**Directions for this task:** Output every entry exactly as written, skipping any pictures.
---- Given entries
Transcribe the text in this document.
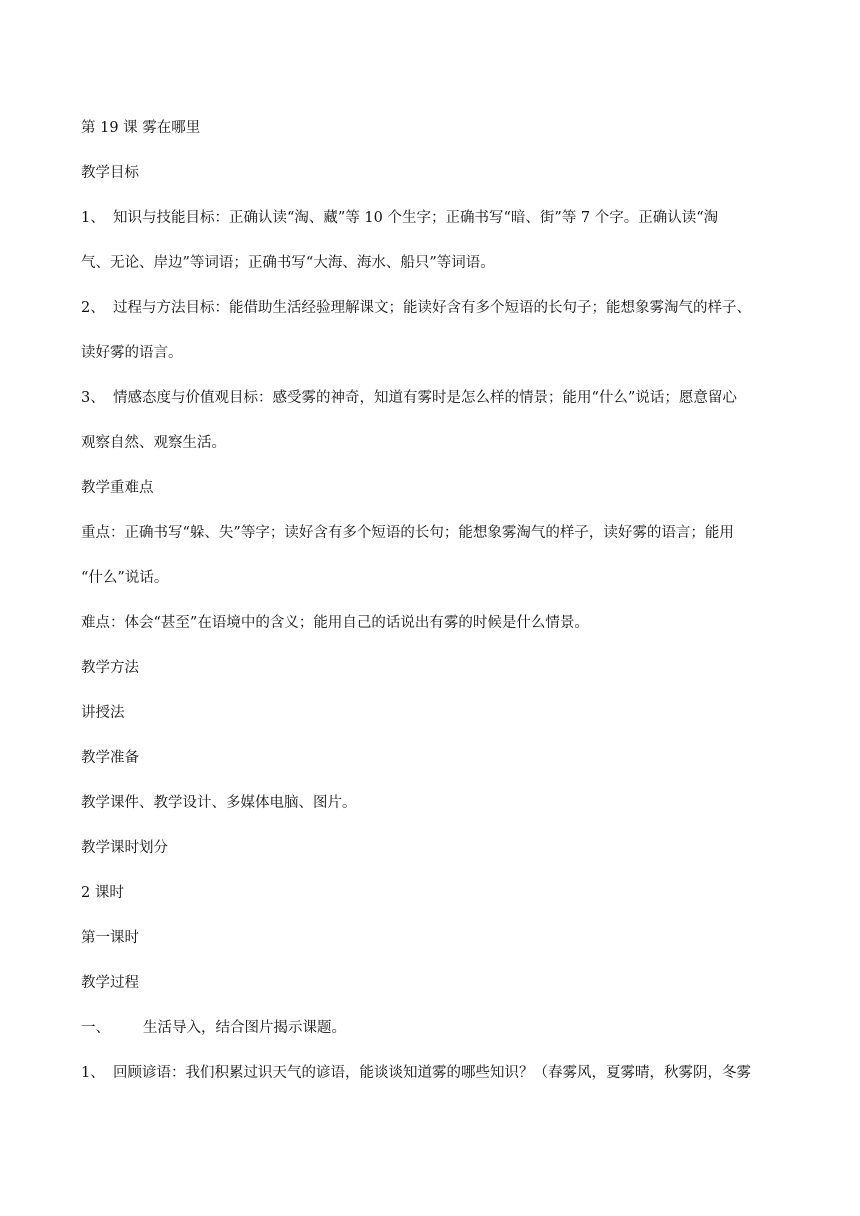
第 19 课 雾在哪里
教学目标
1、 知识与技能目标：正确认读“淘、藏”等 10 个生字；正确书写“暗、街”等 7 个字。正确认读“淘
气、无论、岸边”等词语；正确书写“大海、海水、船只”等词语。
2、 过程与方法目标：能借助生活经验理解课文；能读好含有多个短语的长句子；能想象雾淘气的样子、
读好雾的语言。
3、 情感态度与价值观目标：感受雾的神奇，知道有雾时是怎么样的情景；能用“什么”说话；愿意留心
观察自然、观察生活。
教学重难点
重点：正确书写“躲、失”等字；读好含有多个短语的长句；能想象雾淘气的样子，读好雾的语言；能用
“什么”说话。
难点：体会“甚至”在语境中的含义；能用自己的话说出有雾的时候是什么情景。
教学方法
讲授法
教学准备
教学课件、教学设计、多媒体电脑、图片。
教学课时划分
2 课时
第一课时
教学过程
一、 生活导入，结合图片揭示课题。
1、 回顾谚语：我们积累过识天气的谚语，能谈谈知道雾的哪些知识？（春雾风，夏雾晴，秋雾阴，冬雾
--------
**Answer for the task:**
Transcribe the text in this document.
第 19 课 雾在哪里
教学目标
1、 知识与技能目标：正确认读“淘、藏”等 10 个生字；正确书写“暗、街”等 7 个字。正确认读“淘
气、无论、岸边”等词语；正确书写“大海、海水、船只”等词语。
2、 过程与方法目标：能借助生活经验理解课文；能读好含有多个短语的长句子；能想象雾淘气的样子、
读好雾的语言。
3、 情感态度与价值观目标：感受雾的神奇，知道有雾时是怎么样的情景；能用“什么”说话；愿意留心
观察自然、观察生活。
教学重难点
重点：正确书写“躲、失”等字；读好含有多个短语的长句；能想象雾淘气的样子，读好雾的语言；能用
“什么”说话。
难点：体会“甚至”在语境中的含义；能用自己的话说出有雾的时候是什么情景。
教学方法
讲授法
教学准备
教学课件、教学设计、多媒体电脑、图片。
教学课时划分
2 课时
第一课时
教学过程
一、 生活导入，结合图片揭示课题。
1、 回顾谚语：我们积累过识天气的谚语，能谈谈知道雾的哪些知识？（春雾风，夏雾晴，秋雾阴，冬雾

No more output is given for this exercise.